Extracted records
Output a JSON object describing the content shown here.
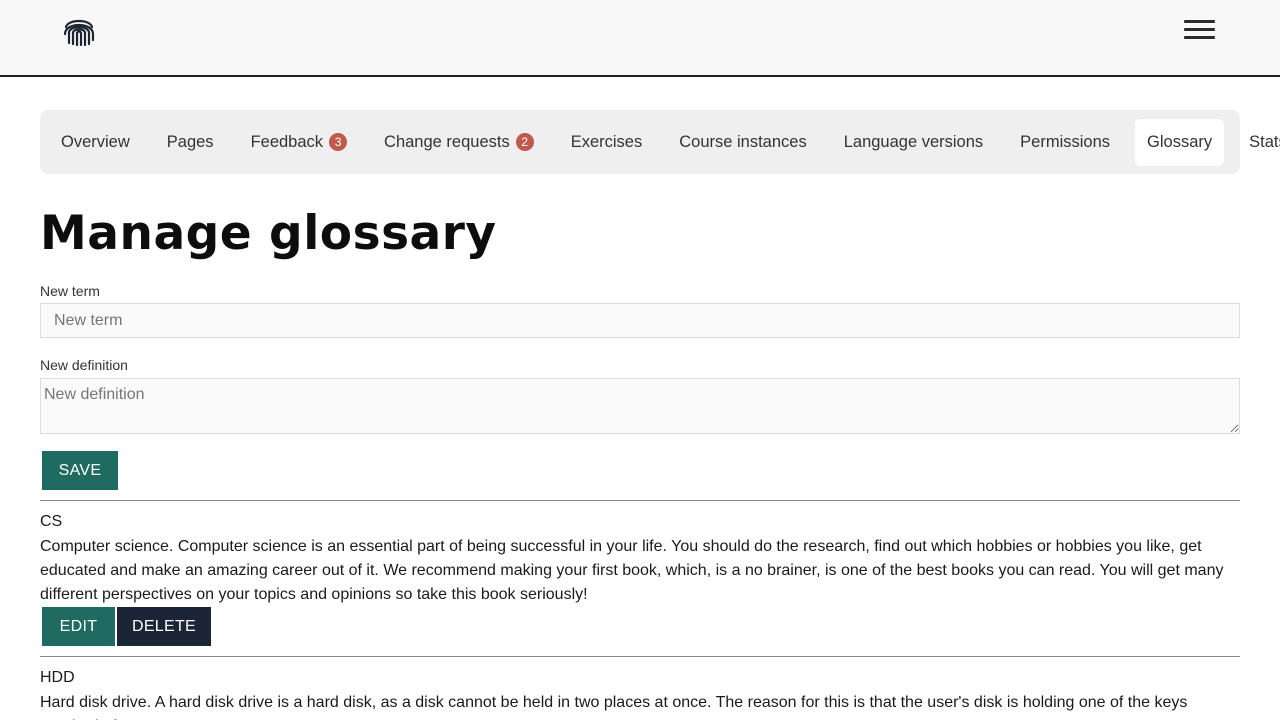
{
  "header": {
    "logo_icon": "fingerprint-icon",
    "menu_icon": "hamburger-menu-icon"
  },
  "tabs": [
    {
      "label": "Overview",
      "badge": null,
      "active": false
    },
    {
      "label": "Pages",
      "badge": null,
      "active": false
    },
    {
      "label": "Feedback",
      "badge": "3",
      "active": false
    },
    {
      "label": "Change requests",
      "badge": "2",
      "active": false
    },
    {
      "label": "Exercises",
      "badge": null,
      "active": false
    },
    {
      "label": "Course instances",
      "badge": null,
      "active": false
    },
    {
      "label": "Language versions",
      "badge": null,
      "active": false
    },
    {
      "label": "Permissions",
      "badge": null,
      "active": false
    },
    {
      "label": "Glossary",
      "badge": null,
      "active": true
    },
    {
      "label": "Stats",
      "badge": null,
      "active": false
    }
  ],
  "page_title": "Manage glossary",
  "form": {
    "term_label": "New term",
    "term_placeholder": "New term",
    "term_value": "",
    "definition_label": "New definition",
    "definition_placeholder": "New definition",
    "definition_value": "",
    "save_label": "SAVE"
  },
  "entries": [
    {
      "term": "CS",
      "definition": "Computer science. Computer science is an essential part of being successful in your life. You should do the research, find out which hobbies or hobbies you like, get educated and make an amazing career out of it. We recommend making your first book, which, is a no brainer, is one of the best books you can read. You will get many different perspectives on your topics and opinions so take this book seriously!",
      "edit_label": "EDIT",
      "delete_label": "DELETE"
    },
    {
      "term": "HDD",
      "definition": "Hard disk drive. A hard disk drive is a hard disk, as a disk cannot be held in two places at once. The reason for this is that the user's disk is holding one of the keys required of"
    }
  ],
  "colors": {
    "primary_button": "#1f6b62",
    "secondary_button": "#1c2538",
    "badge": "#bf5a4e",
    "tab_bar": "#efefef"
  }
}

- Set task: Skipping the pictures, transcribe each line above exactly as it appears.

- Written answer:
Output a JSON object describing the content shown here.
{
  "header": {
    "logo_icon": "fingerprint-icon",
    "menu_icon": "hamburger-menu-icon"
  },
  "tabs": [
    {
      "label": "Overview",
      "badge": null,
      "active": false
    },
    {
      "label": "Pages",
      "badge": null,
      "active": false
    },
    {
      "label": "Feedback",
      "badge": "3",
      "active": false
    },
    {
      "label": "Change requests",
      "badge": "2",
      "active": false
    },
    {
      "label": "Exercises",
      "badge": null,
      "active": false
    },
    {
      "label": "Course instances",
      "badge": null,
      "active": false
    },
    {
      "label": "Language versions",
      "badge": null,
      "active": false
    },
    {
      "label": "Permissions",
      "badge": null,
      "active": false
    },
    {
      "label": "Glossary",
      "badge": null,
      "active": true
    },
    {
      "label": "Stats",
      "badge": null,
      "active": false
    }
  ],
  "page_title": "Manage glossary",
  "form": {
    "term_label": "New term",
    "term_placeholder": "New term",
    "term_value": "",
    "definition_label": "New definition",
    "definition_placeholder": "New definition",
    "definition_value": "",
    "save_label": "SAVE"
  },
  "entries": [
    {
      "term": "CS",
      "definition": "Computer science. Computer science is an essential part of being successful in your life. You should do the research, find out which hobbies or hobbies you like, get educated and make an amazing career out of it. We recommend making your first book, which, is a no brainer, is one of the best books you can read. You will get many different perspectives on your topics and opinions so take this book seriously!",
      "edit_label": "EDIT",
      "delete_label": "DELETE"
    },
    {
      "term": "HDD",
      "definition": "Hard disk drive. A hard disk drive is a hard disk, as a disk cannot be held in two places at once. The reason for this is that the user's disk is holding one of the keys required of"
    }
  ],
  "colors": {
    "primary_button": "#1f6b62",
    "secondary_button": "#1c2538",
    "badge": "#bf5a4e",
    "tab_bar": "#efefef"
  }
}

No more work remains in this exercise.